# START OF Supplied material

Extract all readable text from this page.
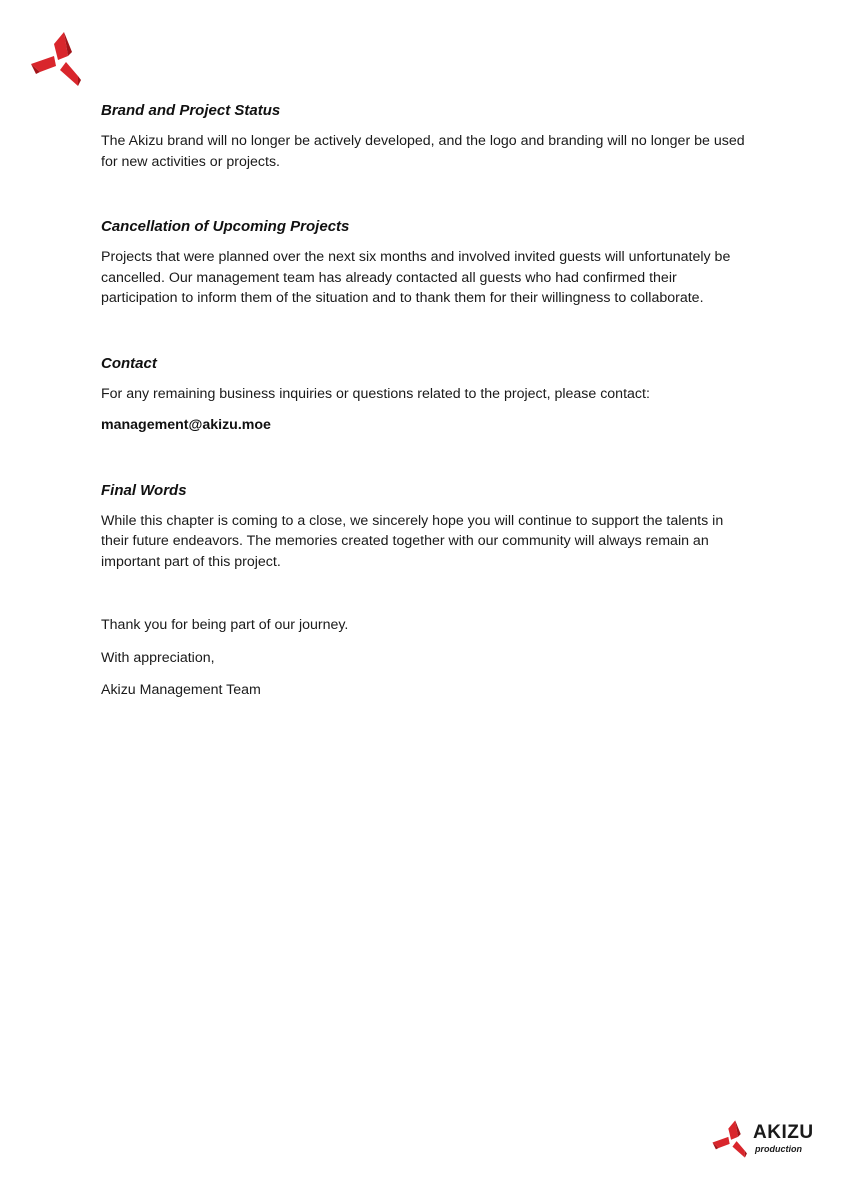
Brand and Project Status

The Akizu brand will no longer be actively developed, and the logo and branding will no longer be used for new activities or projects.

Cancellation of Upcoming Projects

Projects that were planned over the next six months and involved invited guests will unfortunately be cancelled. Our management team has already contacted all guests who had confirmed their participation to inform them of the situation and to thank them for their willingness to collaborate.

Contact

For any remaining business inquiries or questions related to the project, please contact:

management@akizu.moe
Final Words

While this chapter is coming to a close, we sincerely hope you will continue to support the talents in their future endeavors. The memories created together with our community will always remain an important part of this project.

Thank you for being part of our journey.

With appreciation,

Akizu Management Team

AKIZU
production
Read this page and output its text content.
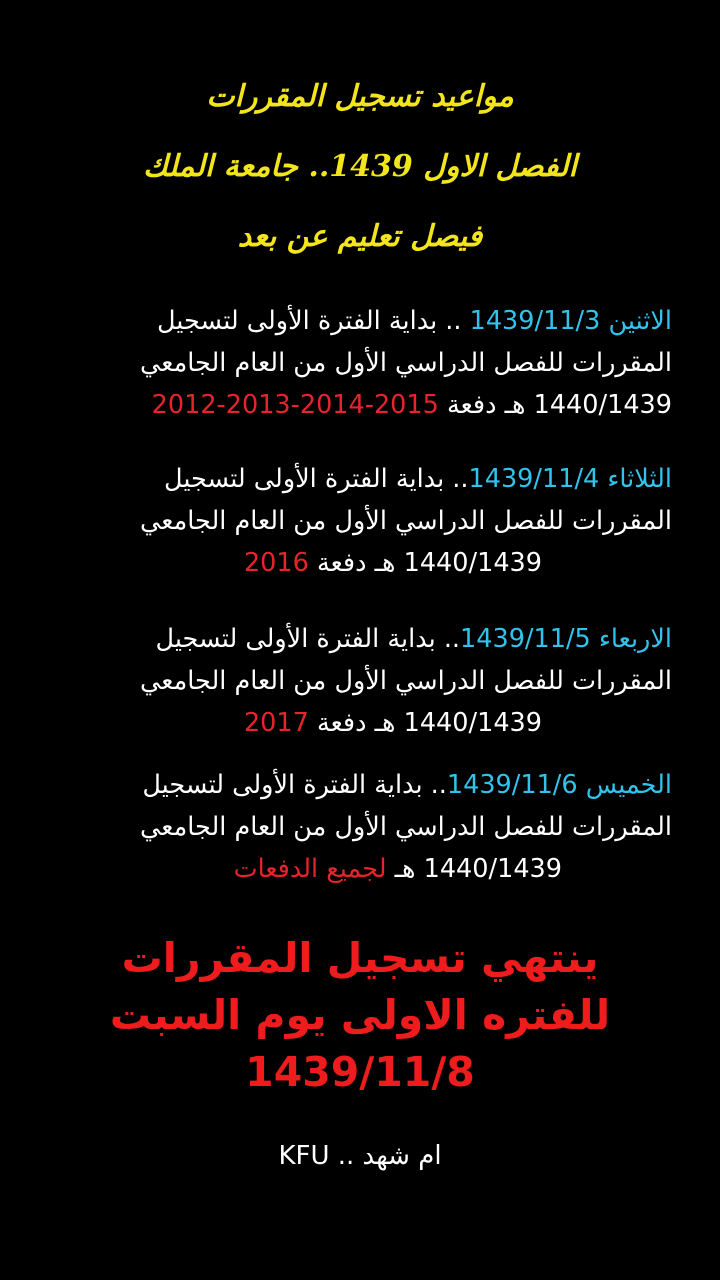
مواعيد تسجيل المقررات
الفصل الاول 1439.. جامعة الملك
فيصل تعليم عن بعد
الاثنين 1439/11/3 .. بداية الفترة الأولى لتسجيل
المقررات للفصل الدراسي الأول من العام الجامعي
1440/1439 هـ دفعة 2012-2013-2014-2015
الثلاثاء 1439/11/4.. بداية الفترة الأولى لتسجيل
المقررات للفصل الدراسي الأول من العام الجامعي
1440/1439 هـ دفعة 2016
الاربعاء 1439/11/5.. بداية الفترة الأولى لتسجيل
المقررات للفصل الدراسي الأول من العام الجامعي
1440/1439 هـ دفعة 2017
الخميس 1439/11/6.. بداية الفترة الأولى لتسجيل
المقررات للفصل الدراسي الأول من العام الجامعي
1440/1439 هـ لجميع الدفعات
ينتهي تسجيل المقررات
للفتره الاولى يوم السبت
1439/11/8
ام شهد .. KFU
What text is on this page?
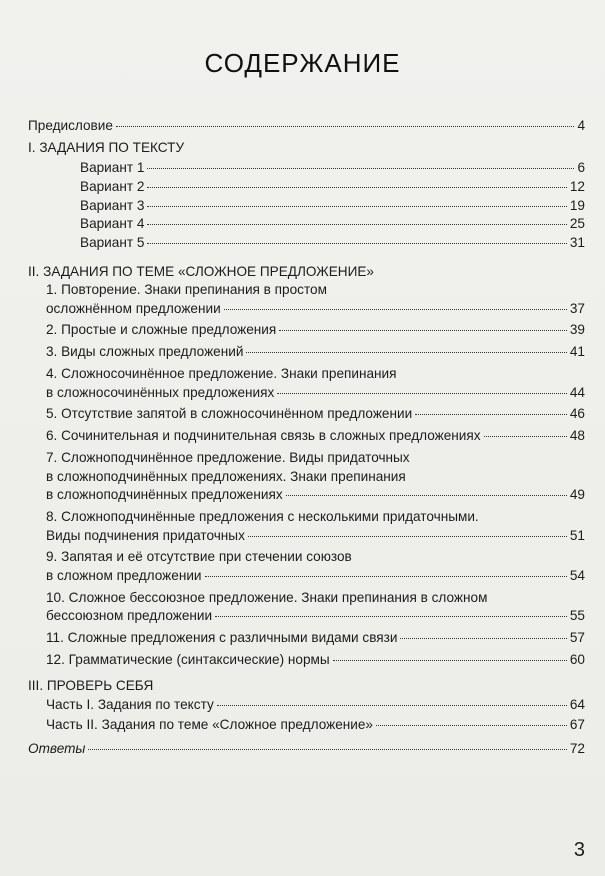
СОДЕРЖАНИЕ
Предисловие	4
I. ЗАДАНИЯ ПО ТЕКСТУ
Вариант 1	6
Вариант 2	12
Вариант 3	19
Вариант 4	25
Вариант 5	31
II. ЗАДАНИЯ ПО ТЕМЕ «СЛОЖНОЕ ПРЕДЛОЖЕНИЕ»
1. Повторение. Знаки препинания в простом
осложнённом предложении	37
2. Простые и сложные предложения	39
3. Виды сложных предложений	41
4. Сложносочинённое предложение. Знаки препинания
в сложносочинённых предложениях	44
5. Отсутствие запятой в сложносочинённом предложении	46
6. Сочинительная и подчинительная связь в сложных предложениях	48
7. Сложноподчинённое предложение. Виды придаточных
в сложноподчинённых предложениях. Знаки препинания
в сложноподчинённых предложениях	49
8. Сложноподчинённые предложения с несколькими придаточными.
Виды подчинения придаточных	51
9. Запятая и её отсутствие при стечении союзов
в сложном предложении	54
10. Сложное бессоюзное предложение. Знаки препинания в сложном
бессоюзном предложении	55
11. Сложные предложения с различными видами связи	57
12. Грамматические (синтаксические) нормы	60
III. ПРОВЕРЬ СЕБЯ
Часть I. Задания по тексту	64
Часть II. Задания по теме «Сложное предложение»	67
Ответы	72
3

# END OF Supplied material

Skip the pictures, then retype every line above exactly.

Extract all readable text from this page.
Brand and Project Status

The Akizu brand will no longer be actively developed, and the logo and branding will no longer be used for new activities or projects.

Cancellation of Upcoming Projects

Projects that were planned over the next six months and involved invited guests will unfortunately be cancelled. Our management team has already contacted all guests who had confirmed their participation to inform them of the situation and to thank them for their willingness to collaborate.

Contact

For any remaining business inquiries or questions related to the project, please contact:

management@akizu.moe
Final Words

While this chapter is coming to a close, we sincerely hope you will continue to support the talents in their future endeavors. The memories created together with our community will always remain an important part of this project.

Thank you for being part of our journey.

With appreciation,

Akizu Management Team

AKIZU
production
Read this page and output its text content.
مواعيد تسجيل المقررات
الفصل الاول 1439.. جامعة الملك
فيصل تعليم عن بعد
الاثنين 1439/11/3 .. بداية الفترة الأولى لتسجيل
المقررات للفصل الدراسي الأول من العام الجامعي
1440/1439 هـ دفعة 2012-2013-2014-2015
الثلاثاء 1439/11/4.. بداية الفترة الأولى لتسجيل
المقررات للفصل الدراسي الأول من العام الجامعي
1440/1439 هـ دفعة 2016
الاربعاء 1439/11/5.. بداية الفترة الأولى لتسجيل
المقررات للفصل الدراسي الأول من العام الجامعي
1440/1439 هـ دفعة 2017
الخميس 1439/11/6.. بداية الفترة الأولى لتسجيل
المقررات للفصل الدراسي الأول من العام الجامعي
1440/1439 هـ لجميع الدفعات
ينتهي تسجيل المقررات
للفتره الاولى يوم السبت
1439/11/8
ام شهد .. KFU
What text is on this page?
СОДЕРЖАНИЕ
Предисловие	4
I. ЗАДАНИЯ ПО ТЕКСТУ
Вариант 1	6
Вариант 2	12
Вариант 3	19
Вариант 4	25
Вариант 5	31
II. ЗАДАНИЯ ПО ТЕМЕ «СЛОЖНОЕ ПРЕДЛОЖЕНИЕ»
1. Повторение. Знаки препинания в простом
осложнённом предложении	37
2. Простые и сложные предложения	39
3. Виды сложных предложений	41
4. Сложносочинённое предложение. Знаки препинания
в сложносочинённых предложениях	44
5. Отсутствие запятой в сложносочинённом предложении	46
6. Сочинительная и подчинительная связь в сложных предложениях	48
7. Сложноподчинённое предложение. Виды придаточных
в сложноподчинённых предложениях. Знаки препинания
в сложноподчинённых предложениях	49
8. Сложноподчинённые предложения с несколькими придаточными.
Виды подчинения придаточных	51
9. Запятая и её отсутствие при стечении союзов
в сложном предложении	54
10. Сложное бессоюзное предложение. Знаки препинания в сложном
бессоюзном предложении	55
11. Сложные предложения с различными видами связи	57
12. Грамматические (синтаксические) нормы	60
III. ПРОВЕРЬ СЕБЯ
Часть I. Задания по тексту	64
Часть II. Задания по теме «Сложное предложение»	67
Ответы	72
3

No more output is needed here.